** Start of Recorded information **
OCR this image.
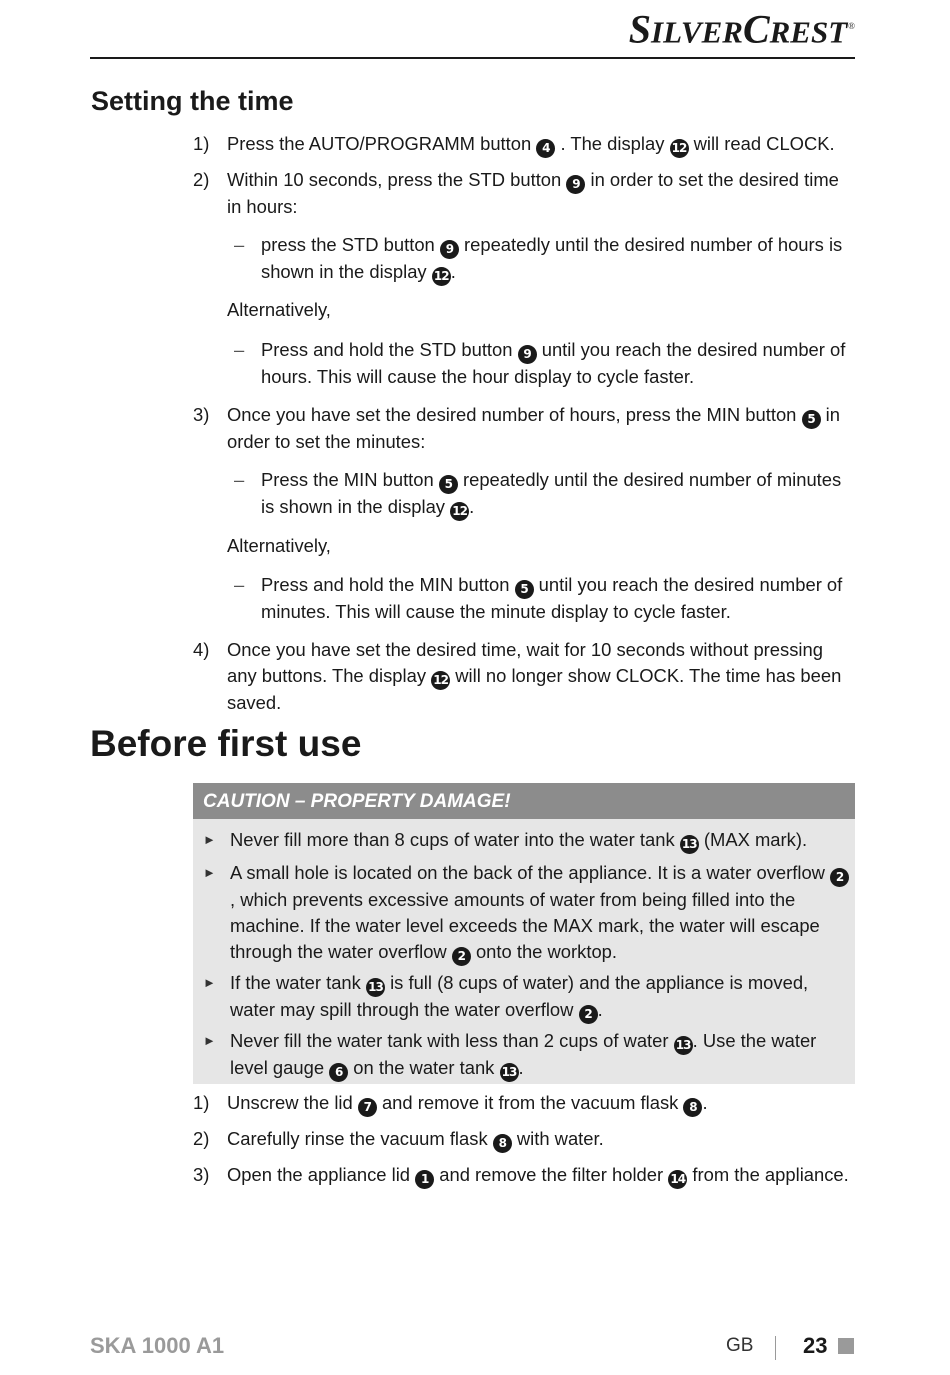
SILVERCREST®
Setting the time
1) Press the AUTO/PROGRAMM button 4 . The display 12 will read CLOCK.
2) Within 10 seconds, press the STD button 9 in order to set the desired time in hours:
– press the STD button 9 repeatedly until the desired number of hours is shown in the display 12 .
Alternatively,
– Press and hold the STD button 9 until you reach the desired number of hours. This will cause the hour display to cycle faster.
3) Once you have set the desired number of hours, press the MIN button 5 in order to set the minutes:
– Press the MIN button 5 repeatedly until the desired number of minutes is shown in the display 12 .
Alternatively,
– Press and hold the MIN button 5 until you reach the desired number of minutes. This will cause the minute display to cycle faster.
4) Once you have set the desired time, wait for 10 seconds without pressing any buttons. The display 12 will no longer show CLOCK. The time has been saved.
Before first use
CAUTION – PROPERTY DAMAGE!
► Never fill more than 8 cups of water into the water tank 13 (MAX mark).
► A small hole is located on the back of the appliance. It is a water overflow 2, which prevents excessive amounts of water from being filled into the machine. If the water level exceeds the MAX mark, the water will escape through the water overflow 2 onto the worktop.
► If the water tank 13 is full (8 cups of water) and the appliance is moved, water may spill through the water overflow 2 .
► Never fill the water tank with less than 2 cups of water 13 . Use the water level gauge 6 on the water tank 13 .
1) Unscrew the lid 7 and remove it from the vacuum flask 8 .
2) Carefully rinse the vacuum flask 8 with water.
3) Open the appliance lid 1 and remove the filter holder 14 from the appliance.
SKA 1000 A1	GB 23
** End of Recorded information **
> _What is asked_: Return the entries unchanged, save for the pictures, which do not belong in the copy.

> _Solution for this task_:
OCR this image.
SILVERCREST®
Setting the time
1) Press the AUTO/PROGRAMM button 4 . The display 12 will read CLOCK.
2) Within 10 seconds, press the STD button 9 in order to set the desired time in hours:
– press the STD button 9 repeatedly until the desired number of hours is shown in the display 12 .
Alternatively,
– Press and hold the STD button 9 until you reach the desired number of hours. This will cause the hour display to cycle faster.
3) Once you have set the desired number of hours, press the MIN button 5 in order to set the minutes:
– Press the MIN button 5 repeatedly until the desired number of minutes is shown in the display 12 .
Alternatively,
– Press and hold the MIN button 5 until you reach the desired number of minutes. This will cause the minute display to cycle faster.
4) Once you have set the desired time, wait for 10 seconds without pressing any buttons. The display 12 will no longer show CLOCK. The time has been saved.
Before first use
CAUTION – PROPERTY DAMAGE!
► Never fill more than 8 cups of water into the water tank 13 (MAX mark).
► A small hole is located on the back of the appliance. It is a water overflow 2, which prevents excessive amounts of water from being filled into the machine. If the water level exceeds the MAX mark, the water will escape through the water overflow 2 onto the worktop.
► If the water tank 13 is full (8 cups of water) and the appliance is moved, water may spill through the water overflow 2 .
► Never fill the water tank with less than 2 cups of water 13 . Use the water level gauge 6 on the water tank 13 .
1) Unscrew the lid 7 and remove it from the vacuum flask 8 .
2) Carefully rinse the vacuum flask 8 with water.
3) Open the appliance lid 1 and remove the filter holder 14 from the appliance.
SKA 1000 A1	GB 23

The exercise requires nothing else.